● **WHAT IS ASKED**: Convert the records into a JSON list of strings, starting at their first line and ending with the line that contains "new-tab-icon[interactable]: + (904, 9, 915, 27)". Make one string for each line, and leave out any blank lines.

Listings of boxed layout entries:
[start]
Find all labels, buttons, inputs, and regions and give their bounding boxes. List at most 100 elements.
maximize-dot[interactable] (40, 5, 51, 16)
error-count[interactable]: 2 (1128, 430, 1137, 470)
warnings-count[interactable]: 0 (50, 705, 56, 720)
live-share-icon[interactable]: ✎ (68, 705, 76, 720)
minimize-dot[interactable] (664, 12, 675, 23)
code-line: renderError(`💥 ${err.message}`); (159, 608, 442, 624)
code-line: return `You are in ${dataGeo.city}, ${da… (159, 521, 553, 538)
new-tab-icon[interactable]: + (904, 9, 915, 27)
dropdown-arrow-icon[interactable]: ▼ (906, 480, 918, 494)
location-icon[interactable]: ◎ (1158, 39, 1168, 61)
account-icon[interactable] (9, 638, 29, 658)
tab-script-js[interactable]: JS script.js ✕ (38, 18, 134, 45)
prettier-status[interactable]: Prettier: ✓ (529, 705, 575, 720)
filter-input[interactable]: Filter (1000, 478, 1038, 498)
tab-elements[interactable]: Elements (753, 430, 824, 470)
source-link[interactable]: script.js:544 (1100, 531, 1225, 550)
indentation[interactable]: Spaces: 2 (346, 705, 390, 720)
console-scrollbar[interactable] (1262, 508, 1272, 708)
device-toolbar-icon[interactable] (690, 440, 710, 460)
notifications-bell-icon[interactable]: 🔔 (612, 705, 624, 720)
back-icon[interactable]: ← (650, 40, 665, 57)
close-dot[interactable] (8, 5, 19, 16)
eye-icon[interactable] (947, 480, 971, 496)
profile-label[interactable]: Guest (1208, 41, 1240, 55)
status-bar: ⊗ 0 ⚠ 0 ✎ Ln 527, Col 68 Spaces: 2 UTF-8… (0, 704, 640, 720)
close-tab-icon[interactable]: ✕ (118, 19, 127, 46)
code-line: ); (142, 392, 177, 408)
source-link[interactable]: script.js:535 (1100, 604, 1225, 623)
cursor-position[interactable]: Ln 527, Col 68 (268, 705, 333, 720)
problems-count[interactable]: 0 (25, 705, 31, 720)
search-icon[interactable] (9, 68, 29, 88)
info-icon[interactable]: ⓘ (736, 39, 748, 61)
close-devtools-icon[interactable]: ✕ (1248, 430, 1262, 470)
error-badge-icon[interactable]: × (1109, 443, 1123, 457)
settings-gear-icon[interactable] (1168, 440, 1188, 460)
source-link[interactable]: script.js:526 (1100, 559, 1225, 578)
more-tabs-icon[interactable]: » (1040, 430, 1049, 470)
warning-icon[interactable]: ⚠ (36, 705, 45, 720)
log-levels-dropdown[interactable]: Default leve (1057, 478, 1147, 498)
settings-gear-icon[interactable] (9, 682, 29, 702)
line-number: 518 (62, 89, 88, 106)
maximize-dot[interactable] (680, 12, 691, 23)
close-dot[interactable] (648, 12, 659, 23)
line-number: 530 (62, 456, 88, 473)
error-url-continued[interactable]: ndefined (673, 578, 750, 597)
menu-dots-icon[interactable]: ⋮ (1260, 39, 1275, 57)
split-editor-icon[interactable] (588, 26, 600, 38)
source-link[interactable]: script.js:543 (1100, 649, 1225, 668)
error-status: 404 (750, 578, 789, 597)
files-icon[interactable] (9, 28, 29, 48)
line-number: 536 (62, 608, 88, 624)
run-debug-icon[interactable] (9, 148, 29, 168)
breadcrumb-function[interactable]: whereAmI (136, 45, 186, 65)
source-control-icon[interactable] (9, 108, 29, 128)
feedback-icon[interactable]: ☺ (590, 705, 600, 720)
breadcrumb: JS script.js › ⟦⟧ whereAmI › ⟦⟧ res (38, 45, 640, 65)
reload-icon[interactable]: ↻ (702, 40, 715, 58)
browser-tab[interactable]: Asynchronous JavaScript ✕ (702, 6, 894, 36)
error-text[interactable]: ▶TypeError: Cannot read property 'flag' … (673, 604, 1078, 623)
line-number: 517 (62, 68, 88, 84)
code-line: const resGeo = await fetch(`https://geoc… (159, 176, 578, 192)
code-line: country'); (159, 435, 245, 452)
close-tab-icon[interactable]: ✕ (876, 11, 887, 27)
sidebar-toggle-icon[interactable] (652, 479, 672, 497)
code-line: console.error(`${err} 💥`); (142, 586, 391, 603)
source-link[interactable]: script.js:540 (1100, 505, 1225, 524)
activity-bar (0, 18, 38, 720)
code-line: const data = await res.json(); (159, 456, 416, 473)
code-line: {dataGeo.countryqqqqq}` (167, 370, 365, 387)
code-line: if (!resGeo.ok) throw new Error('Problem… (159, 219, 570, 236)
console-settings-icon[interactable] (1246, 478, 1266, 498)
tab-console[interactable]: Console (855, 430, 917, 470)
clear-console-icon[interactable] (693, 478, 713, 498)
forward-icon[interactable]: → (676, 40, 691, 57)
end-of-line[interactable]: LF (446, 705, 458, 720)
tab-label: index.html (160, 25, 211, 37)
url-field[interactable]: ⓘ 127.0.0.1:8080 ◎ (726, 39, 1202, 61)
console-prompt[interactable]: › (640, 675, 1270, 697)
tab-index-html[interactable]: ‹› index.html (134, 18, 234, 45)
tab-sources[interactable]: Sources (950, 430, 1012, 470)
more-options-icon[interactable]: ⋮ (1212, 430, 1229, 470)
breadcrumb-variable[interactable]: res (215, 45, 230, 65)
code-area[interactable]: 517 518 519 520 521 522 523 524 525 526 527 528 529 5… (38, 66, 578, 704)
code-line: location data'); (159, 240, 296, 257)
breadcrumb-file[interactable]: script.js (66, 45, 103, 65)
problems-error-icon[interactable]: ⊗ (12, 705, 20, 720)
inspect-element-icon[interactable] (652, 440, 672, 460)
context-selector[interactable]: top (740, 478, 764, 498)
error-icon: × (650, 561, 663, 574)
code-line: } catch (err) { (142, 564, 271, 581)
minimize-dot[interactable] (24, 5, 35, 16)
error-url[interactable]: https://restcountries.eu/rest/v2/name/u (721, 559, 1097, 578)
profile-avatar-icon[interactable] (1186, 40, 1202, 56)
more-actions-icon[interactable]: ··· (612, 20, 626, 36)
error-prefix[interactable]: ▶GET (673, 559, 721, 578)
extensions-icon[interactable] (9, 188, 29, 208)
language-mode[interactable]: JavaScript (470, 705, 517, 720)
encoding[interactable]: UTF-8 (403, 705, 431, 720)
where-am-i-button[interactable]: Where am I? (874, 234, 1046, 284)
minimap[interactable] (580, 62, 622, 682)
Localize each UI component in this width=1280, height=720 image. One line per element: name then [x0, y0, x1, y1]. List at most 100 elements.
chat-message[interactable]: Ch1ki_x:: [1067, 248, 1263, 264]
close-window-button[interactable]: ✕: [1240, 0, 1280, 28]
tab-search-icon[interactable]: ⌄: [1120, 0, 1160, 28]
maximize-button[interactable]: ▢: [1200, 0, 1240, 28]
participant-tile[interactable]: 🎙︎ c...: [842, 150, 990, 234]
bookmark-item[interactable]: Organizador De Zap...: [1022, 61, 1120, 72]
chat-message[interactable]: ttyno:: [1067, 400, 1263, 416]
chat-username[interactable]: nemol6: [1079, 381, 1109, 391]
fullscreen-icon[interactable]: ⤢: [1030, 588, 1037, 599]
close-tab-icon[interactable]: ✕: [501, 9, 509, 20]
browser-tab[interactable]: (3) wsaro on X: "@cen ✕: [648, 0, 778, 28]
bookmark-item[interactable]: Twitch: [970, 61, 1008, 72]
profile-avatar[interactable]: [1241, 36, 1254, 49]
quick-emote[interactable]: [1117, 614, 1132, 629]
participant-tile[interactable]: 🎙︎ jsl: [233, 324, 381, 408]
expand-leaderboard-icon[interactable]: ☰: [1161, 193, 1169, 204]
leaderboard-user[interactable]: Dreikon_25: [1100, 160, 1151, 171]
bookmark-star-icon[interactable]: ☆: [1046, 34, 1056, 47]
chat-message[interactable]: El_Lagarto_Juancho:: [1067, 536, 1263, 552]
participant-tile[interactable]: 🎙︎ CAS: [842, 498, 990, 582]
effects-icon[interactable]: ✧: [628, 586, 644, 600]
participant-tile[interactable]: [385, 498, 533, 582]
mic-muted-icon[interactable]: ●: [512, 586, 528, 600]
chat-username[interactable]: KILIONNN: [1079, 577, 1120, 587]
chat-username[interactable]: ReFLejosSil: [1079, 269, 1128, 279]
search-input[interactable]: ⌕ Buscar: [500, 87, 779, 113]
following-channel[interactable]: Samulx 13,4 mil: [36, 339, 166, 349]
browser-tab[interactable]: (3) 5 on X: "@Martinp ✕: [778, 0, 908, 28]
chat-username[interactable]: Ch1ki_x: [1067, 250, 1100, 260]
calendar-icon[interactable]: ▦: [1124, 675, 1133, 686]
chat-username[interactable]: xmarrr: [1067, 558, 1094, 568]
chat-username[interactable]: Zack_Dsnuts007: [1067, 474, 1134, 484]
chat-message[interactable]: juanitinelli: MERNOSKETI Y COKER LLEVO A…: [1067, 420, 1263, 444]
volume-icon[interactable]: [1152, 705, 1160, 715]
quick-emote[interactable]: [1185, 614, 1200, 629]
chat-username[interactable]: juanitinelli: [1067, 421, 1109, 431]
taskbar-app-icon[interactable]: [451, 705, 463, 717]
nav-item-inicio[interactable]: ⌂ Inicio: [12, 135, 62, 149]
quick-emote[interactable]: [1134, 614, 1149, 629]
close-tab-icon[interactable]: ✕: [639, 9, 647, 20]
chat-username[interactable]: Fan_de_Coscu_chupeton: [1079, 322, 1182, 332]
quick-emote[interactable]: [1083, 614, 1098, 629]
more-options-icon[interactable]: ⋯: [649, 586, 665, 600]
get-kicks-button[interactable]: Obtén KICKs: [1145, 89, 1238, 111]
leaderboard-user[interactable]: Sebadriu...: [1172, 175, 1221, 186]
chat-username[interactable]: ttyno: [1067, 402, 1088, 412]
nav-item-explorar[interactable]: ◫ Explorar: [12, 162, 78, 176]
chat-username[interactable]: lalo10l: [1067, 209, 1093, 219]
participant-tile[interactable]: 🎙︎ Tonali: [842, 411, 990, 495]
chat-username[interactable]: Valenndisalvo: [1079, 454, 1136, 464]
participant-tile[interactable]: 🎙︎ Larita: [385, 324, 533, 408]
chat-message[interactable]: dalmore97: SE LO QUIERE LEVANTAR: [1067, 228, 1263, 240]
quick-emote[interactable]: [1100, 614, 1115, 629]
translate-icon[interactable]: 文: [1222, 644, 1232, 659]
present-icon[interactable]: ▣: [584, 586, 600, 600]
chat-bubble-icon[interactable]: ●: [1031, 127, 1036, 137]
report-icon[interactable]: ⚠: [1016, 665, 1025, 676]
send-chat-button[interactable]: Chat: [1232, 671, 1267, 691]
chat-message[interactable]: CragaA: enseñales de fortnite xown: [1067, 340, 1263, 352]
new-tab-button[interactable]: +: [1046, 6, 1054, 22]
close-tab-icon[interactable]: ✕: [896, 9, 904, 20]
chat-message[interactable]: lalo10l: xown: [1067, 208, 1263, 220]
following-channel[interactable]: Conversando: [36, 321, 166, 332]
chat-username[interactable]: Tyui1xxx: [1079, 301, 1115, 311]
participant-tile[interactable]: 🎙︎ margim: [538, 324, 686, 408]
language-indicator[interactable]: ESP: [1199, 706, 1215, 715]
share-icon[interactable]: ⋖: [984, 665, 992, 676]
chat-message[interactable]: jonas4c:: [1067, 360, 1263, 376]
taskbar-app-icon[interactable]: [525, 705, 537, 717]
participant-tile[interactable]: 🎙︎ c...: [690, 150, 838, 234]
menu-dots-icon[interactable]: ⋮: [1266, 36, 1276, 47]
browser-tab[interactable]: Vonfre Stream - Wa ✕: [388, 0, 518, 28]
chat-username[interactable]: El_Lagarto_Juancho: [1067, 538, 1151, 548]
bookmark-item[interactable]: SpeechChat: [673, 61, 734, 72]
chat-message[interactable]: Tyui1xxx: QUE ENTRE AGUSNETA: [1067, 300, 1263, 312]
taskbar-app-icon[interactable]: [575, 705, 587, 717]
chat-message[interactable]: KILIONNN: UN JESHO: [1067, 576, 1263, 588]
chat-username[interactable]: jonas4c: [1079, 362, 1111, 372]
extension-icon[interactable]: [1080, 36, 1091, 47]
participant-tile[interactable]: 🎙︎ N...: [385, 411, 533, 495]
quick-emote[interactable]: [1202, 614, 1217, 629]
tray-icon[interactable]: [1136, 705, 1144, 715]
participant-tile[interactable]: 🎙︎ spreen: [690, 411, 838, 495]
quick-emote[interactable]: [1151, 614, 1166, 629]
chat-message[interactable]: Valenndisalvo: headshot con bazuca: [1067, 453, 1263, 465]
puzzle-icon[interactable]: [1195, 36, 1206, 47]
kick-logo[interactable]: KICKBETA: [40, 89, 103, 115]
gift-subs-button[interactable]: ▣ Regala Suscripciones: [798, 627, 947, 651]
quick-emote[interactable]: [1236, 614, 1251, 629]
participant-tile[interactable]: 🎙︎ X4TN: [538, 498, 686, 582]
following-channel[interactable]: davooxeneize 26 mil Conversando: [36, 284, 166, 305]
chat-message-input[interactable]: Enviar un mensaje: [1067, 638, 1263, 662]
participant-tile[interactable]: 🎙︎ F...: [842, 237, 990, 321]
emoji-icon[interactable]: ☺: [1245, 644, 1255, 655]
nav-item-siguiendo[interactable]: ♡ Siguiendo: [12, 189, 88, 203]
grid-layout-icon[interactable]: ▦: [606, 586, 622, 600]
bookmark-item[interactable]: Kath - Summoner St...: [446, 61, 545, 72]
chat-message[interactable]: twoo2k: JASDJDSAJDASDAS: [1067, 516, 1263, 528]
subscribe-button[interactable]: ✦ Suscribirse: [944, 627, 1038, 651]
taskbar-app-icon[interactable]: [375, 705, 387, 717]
[end]
● **RIGHT ANSWER**:
[
  "Find all labels, buttons, inputs, and regions and give their bounding boxes. List at most 100 elements.",
  "maximize-dot[interactable] (40, 5, 51, 16)",
  "error-count[interactable]: 2 (1128, 430, 1137, 470)",
  "warnings-count[interactable]: 0 (50, 705, 56, 720)",
  "live-share-icon[interactable]: ✎ (68, 705, 76, 720)",
  "minimize-dot[interactable] (664, 12, 675, 23)",
  "code-line: renderError(`💥 ${err.message}`); (159, 608, 442, 624)",
  "code-line: return `You are in ${dataGeo.city}, ${da… (159, 521, 553, 538)",
  "new-tab-icon[interactable]: + (904, 9, 915, 27)"
]